For just £80 companies can buy a shit lump of glass from Fair Train and boast to their customers how they don’t pay their staff.
“Starting in some areas at first, anyone aged 18 to 21 signing on without these basic skills will be required to undertake training from day one or lose their benefits.
If they are still unemployed after six months, they will have to start a traineeship, take work experience or do a community work placement – and if they don’t turn up, they will lose their benefits.”
George Osborne, Autumn Statement 2013
Way back in February 2012 it emerged that Tesco were recruiting unpaid workers on government workfare schemes. The public were furious at this grotesque exploitation from one of the UK’s biggest employers and a storm of protest erupted, both online and in the streets, about private companies using workfare.
The DWP were thrown into chaos at the outrage. Emergency meetings were held with top employers. Government documentation which proved unemployed people were being forced to work for free was hastily re-written as DWP ministers lied that this was not the case. Eventually, in a humiliating climbdown, it was announced that the Work Experience scheme would in future be ‘voluntary’, at least until the claimant had agreed to take up the placement at which point attendance would be forced.

(What to do):
A: Translate this sentence from the workfare passage into Spanish: "The DWP were thrown into chaos at the outrage."
B: Answer these from the workfare passage:
(i) How much do companies pay for the lump of glass from Fair Train?
(ii) Whose words are quoted, and from what occasion?
(iii) In what month and year did it emerge that Tesco were recruiting unpaid workers?
C: Carry on the workfare passage, starting after its final sentence.

(Data entries):
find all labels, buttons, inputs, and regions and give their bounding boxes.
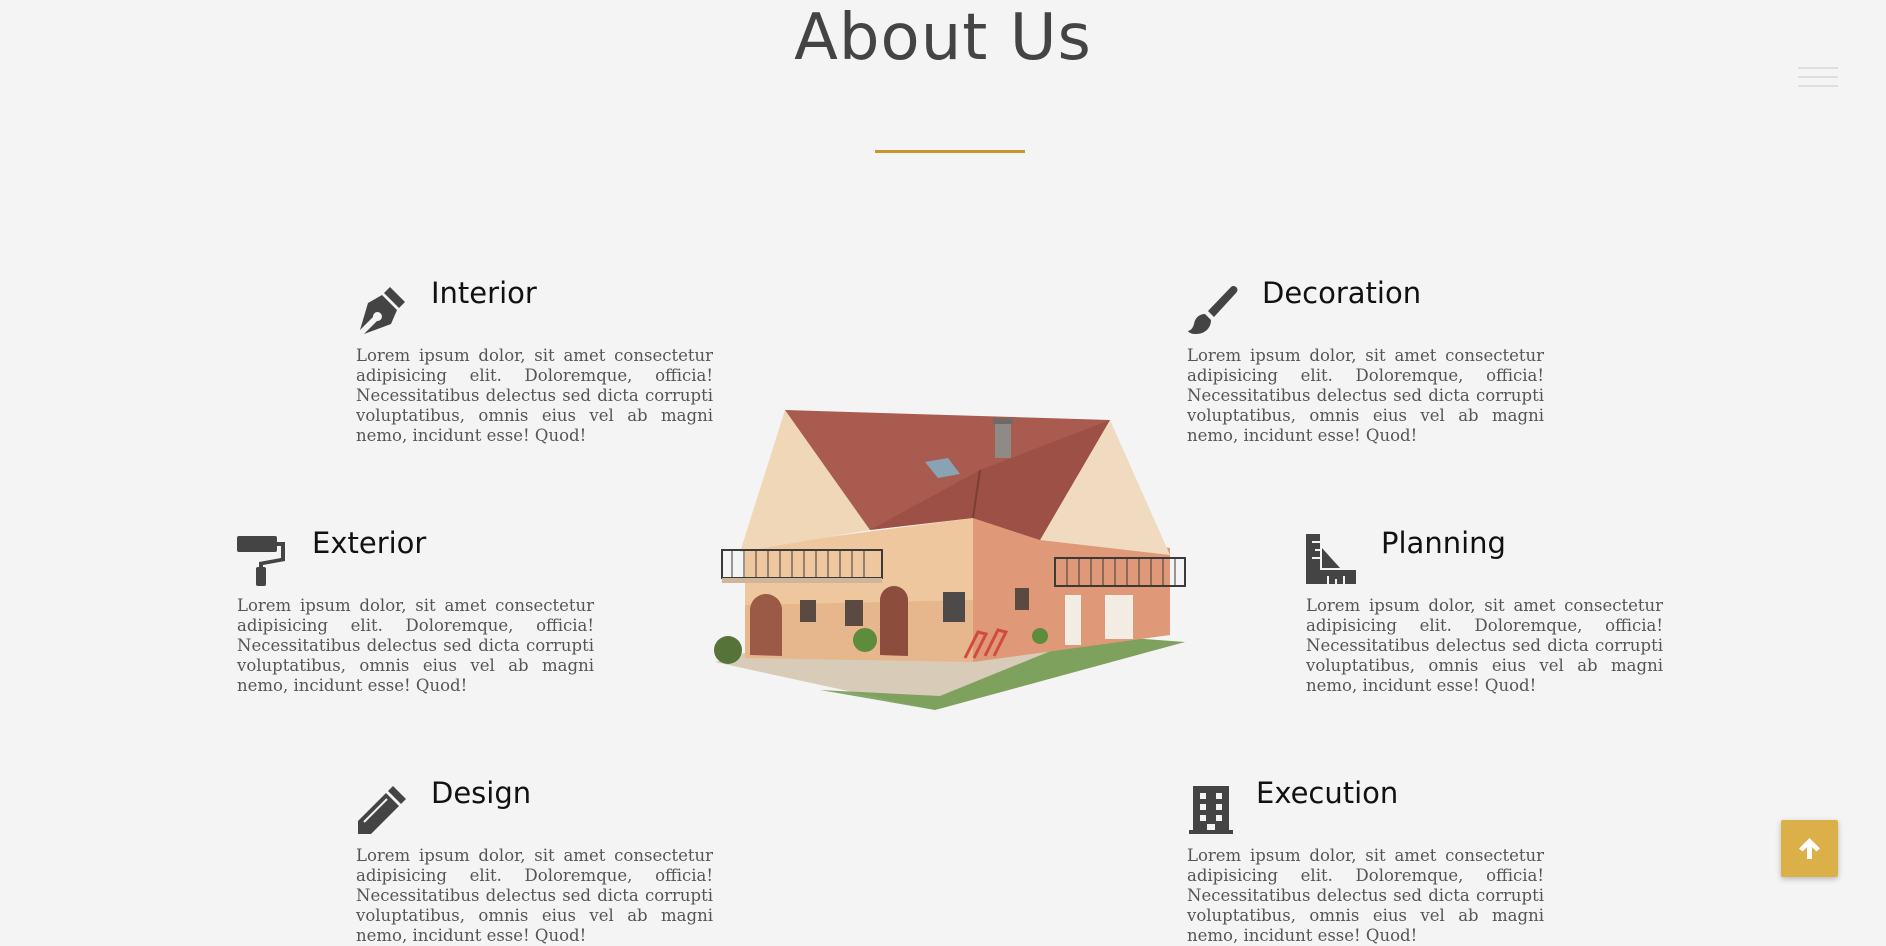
title-underline [875,150,1025,153]
paint-brush-icon [1188,286,1238,334]
pencil-icon [358,786,406,834]
house-image [714,410,1186,710]
feature-description: Lorem ipsum dolor, sit amet consectetur … [1306,596,1663,695]
ruler-combined-icon [1306,534,1356,584]
feature-heading: Exterior [312,526,427,560]
hamburger-menu-icon[interactable] [1798,62,1838,90]
feature-description: Lorem ipsum dolor, sit amet consectetur … [356,346,713,445]
feature-description: Lorem ipsum dolor, sit amet consectetur … [237,596,594,695]
arrow-up-icon [1799,838,1820,859]
feature-description: Lorem ipsum dolor, sit amet consectetur … [1187,346,1544,445]
paint-roller-icon [237,536,285,586]
pen-nib-icon [360,287,405,334]
back-to-top-button[interactable] [1781,820,1838,877]
feature-heading: Execution [1256,776,1399,810]
page-title: About Us [794,1,1092,75]
building-icon [1189,786,1233,834]
feature-heading: Interior [431,276,537,310]
feature-heading: Design [431,776,532,810]
feature-heading: Planning [1381,526,1506,560]
feature-description: Lorem ipsum dolor, sit amet consectetur … [1187,846,1544,945]
feature-heading: Decoration [1262,276,1422,310]
feature-description: Lorem ipsum dolor, sit amet consectetur … [356,846,713,945]
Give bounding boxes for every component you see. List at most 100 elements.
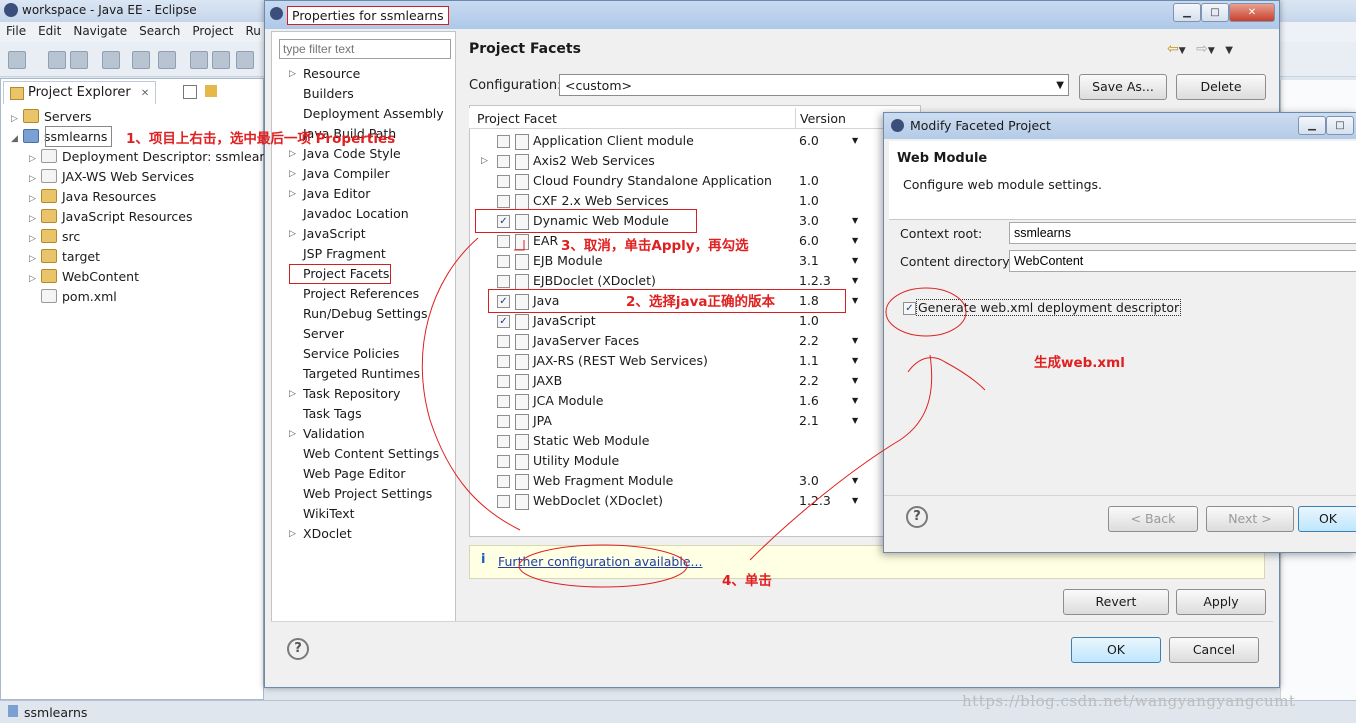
expand-arrow-icon[interactable]: ▷ — [29, 209, 41, 229]
nav-item[interactable]: WikiText — [303, 504, 355, 524]
resume-icon[interactable] — [190, 51, 208, 69]
nav-item[interactable]: Project Facets — [303, 264, 389, 284]
save-icon[interactable] — [48, 51, 66, 69]
expand-arrow-icon[interactable]: ▷ — [289, 524, 296, 544]
collapse-all-icon[interactable] — [183, 85, 197, 99]
nav-item[interactable]: Web Content Settings — [303, 444, 439, 464]
chevron-down-icon[interactable]: ▼ — [852, 491, 858, 511]
facet-name[interactable]: Cloud Foundry Standalone Application — [533, 171, 772, 191]
expand-arrow-icon[interactable]: ▷ — [29, 189, 41, 209]
facet-name[interactable]: JCA Module — [533, 391, 603, 411]
facet-checkbox[interactable] — [497, 335, 510, 348]
facet-name[interactable]: Static Web Module — [533, 431, 649, 451]
facet-checkbox[interactable] — [497, 155, 510, 168]
facet-version[interactable]: 1.2.3 — [799, 271, 831, 291]
cancel-button[interactable]: Cancel — [1169, 637, 1259, 663]
expand-arrow-icon[interactable]: ▷ — [29, 269, 41, 289]
expand-arrow-icon[interactable]: ▷ — [29, 229, 41, 249]
nav-item[interactable]: XDoclet — [303, 524, 352, 544]
expand-arrow-icon[interactable]: ▷ — [29, 149, 41, 169]
maximize-button[interactable]: □ — [1326, 116, 1354, 135]
apply-button[interactable]: Apply — [1176, 589, 1266, 615]
facet-name[interactable]: JAXB — [533, 371, 562, 391]
next-button[interactable]: Next > — [1206, 506, 1294, 532]
tree-item[interactable]: ▷ target — [29, 247, 100, 267]
facet-version[interactable]: 2.1 — [799, 411, 819, 431]
facet-checkbox[interactable] — [497, 275, 510, 288]
facet-version[interactable]: 1.0 — [799, 171, 819, 191]
maximize-button[interactable]: □ — [1201, 3, 1229, 22]
chevron-down-icon[interactable]: ▼ — [852, 271, 858, 291]
nav-item[interactable]: Java Code Style — [303, 144, 401, 164]
chevron-down-icon[interactable]: ▼ — [852, 351, 858, 371]
nav-item[interactable]: Run/Debug Settings — [303, 304, 428, 324]
facet-name[interactable]: JavaServer Faces — [533, 331, 639, 351]
facet-name[interactable]: EJBDoclet (XDoclet) — [533, 271, 656, 291]
facet-checkbox[interactable] — [497, 195, 510, 208]
expand-arrow-icon[interactable]: ▷ — [289, 384, 296, 404]
expand-arrow-icon[interactable]: ▷ — [29, 249, 41, 269]
facet-version[interactable]: 3.1 — [799, 251, 819, 271]
tree-item[interactable]: ▷ WebContent — [29, 267, 139, 287]
tab-project-explorer[interactable]: Project Explorer ✕ — [3, 81, 157, 104]
menu-item[interactable]: Ru — [239, 22, 266, 40]
facet-version[interactable]: 1.0 — [799, 311, 819, 331]
nav-item[interactable]: Java Editor — [303, 184, 370, 204]
nav-item[interactable]: Java Compiler — [303, 164, 390, 184]
expand-arrow-icon[interactable]: ▷ — [289, 184, 296, 204]
nav-item[interactable]: Project References — [303, 284, 419, 304]
finish-ok-button[interactable]: OK — [1298, 506, 1356, 532]
chevron-down-icon[interactable]: ▼ — [1208, 46, 1215, 56]
facet-name[interactable]: Application Client module — [533, 131, 694, 151]
chevron-down-icon[interactable]: ▼ — [852, 391, 858, 411]
facet-name[interactable]: EJB Module — [533, 251, 603, 271]
chevron-down-icon[interactable]: ▼ — [852, 411, 858, 431]
ok-button[interactable]: OK — [1071, 637, 1161, 663]
skip-breakpoints-icon[interactable] — [158, 51, 176, 69]
chevron-down-icon[interactable]: ▼ — [852, 291, 858, 311]
suspend-icon[interactable] — [212, 51, 230, 69]
facet-checkbox[interactable] — [497, 235, 510, 248]
new-icon[interactable] — [8, 51, 26, 69]
nav-item[interactable]: Validation — [303, 424, 365, 444]
menu-item[interactable]: Search — [133, 22, 186, 40]
expand-arrow-icon[interactable]: ▷ — [481, 151, 488, 171]
close-button[interactable]: ✕ — [1229, 3, 1275, 22]
expand-arrow-icon[interactable]: ▷ — [289, 64, 296, 84]
nav-item[interactable]: Targeted Runtimes — [303, 364, 420, 384]
facet-checkbox[interactable] — [497, 435, 510, 448]
chevron-down-icon[interactable]: ▼ — [852, 211, 858, 231]
save-as-button[interactable]: Save As... — [1079, 74, 1167, 100]
menu-item[interactable]: File — [0, 22, 32, 40]
tree-item[interactable]: ▷ Java Resources — [29, 187, 156, 207]
tree-item[interactable]: ▷ JavaScript Resources — [29, 207, 192, 227]
tree-item[interactable]: ▷ Deployment Descriptor: ssmlearn — [29, 147, 272, 167]
expand-arrow-icon[interactable]: ▷ — [289, 144, 296, 164]
tree-item[interactable]: ▷ JAX-WS Web Services — [29, 167, 194, 187]
minimize-button[interactable]: ▁ — [1173, 3, 1201, 22]
menu-item[interactable]: Edit — [32, 22, 67, 40]
menu-item[interactable]: Project — [186, 22, 239, 40]
facet-checkbox[interactable] — [497, 455, 510, 468]
save-all-icon[interactable] — [70, 51, 88, 69]
expand-arrow-icon[interactable]: ▷ — [289, 164, 296, 184]
tree-item[interactable]: ▷ Servers — [11, 107, 92, 127]
forward-arrow-icon[interactable]: ⇨ — [1196, 41, 1208, 57]
print-icon[interactable] — [102, 51, 120, 69]
context-root-input[interactable] — [1009, 222, 1356, 244]
nav-item[interactable]: Deployment Assembly — [303, 104, 444, 124]
tree-item[interactable]: ▷ src — [29, 227, 80, 247]
revert-button[interactable]: Revert — [1063, 589, 1169, 615]
facet-name[interactable]: Axis2 Web Services — [533, 151, 655, 171]
facet-checkbox[interactable] — [497, 255, 510, 268]
nav-item[interactable]: Task Repository — [303, 384, 400, 404]
close-icon[interactable]: ✕ — [141, 88, 149, 99]
content-directory-input[interactable] — [1009, 250, 1356, 272]
chevron-down-icon[interactable]: ▼ — [852, 471, 858, 491]
generate-webxml-label[interactable]: Generate web.xml deployment descriptor — [916, 299, 1182, 316]
nav-item[interactable]: Task Tags — [303, 404, 362, 424]
chevron-down-icon[interactable]: ▼ — [852, 251, 858, 271]
expand-arrow-icon[interactable]: ▷ — [29, 169, 41, 189]
nav-item[interactable]: Web Project Settings — [303, 484, 432, 504]
expand-arrow-icon[interactable]: ▷ — [289, 424, 296, 444]
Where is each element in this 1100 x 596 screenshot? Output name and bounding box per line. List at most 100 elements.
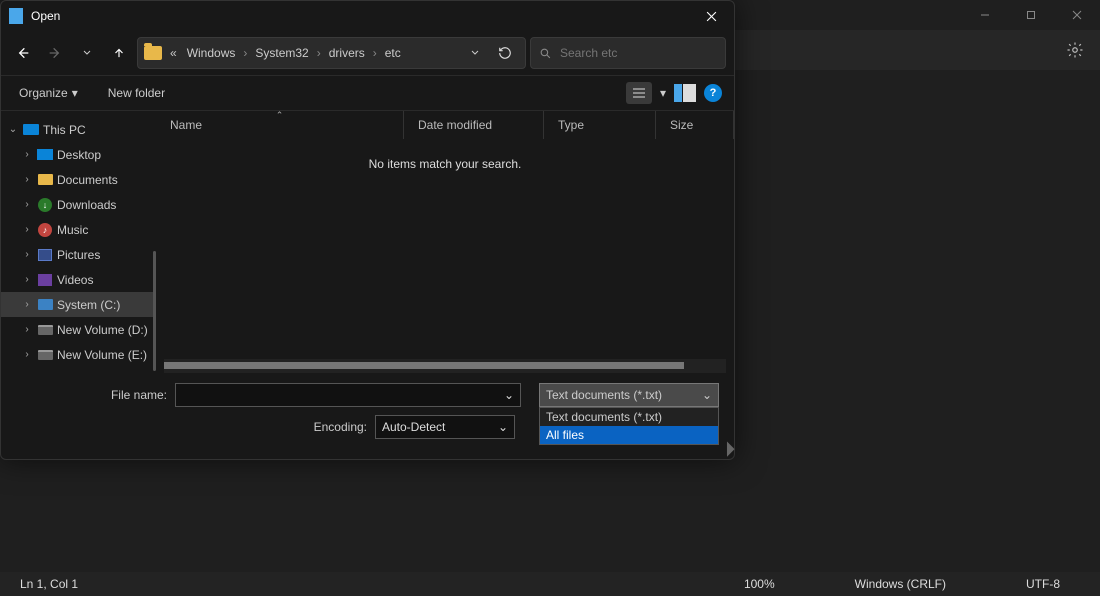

(Answers in order):
A: El DWP se vio sumido en el caos ante la indignación.

B:
(i) £80
(ii) George Osborne's, from the Autumn Statement 2013
(iii) February 2012

C:
Whilst this was a major victory for anti-workfare campaigners, the fight against forced unpaid work was only just beginning. Work Experience was just one workfare scheme, many other unpaid work positions remained mandatory. Then, over the next two years, the number of people having benefits stopped or sanctioned for not meeting increasingly petty and pointless conditions imposed by Jobcentres soared. Poverty not seen in years re-emerged in the UK as foodbanks opened across the country to meet the desperate need of those stripped of benefits. A climate of fear took hold in Jobcentres, as many advisors ruthlessly bullied and harassed unemployed people in order to meet unofficial targets to sanction as many claims as possible. The latest figures show that more people are having benefits sanctioned than ever before – 227,629 sanctions were imposed in the last three months of 2013.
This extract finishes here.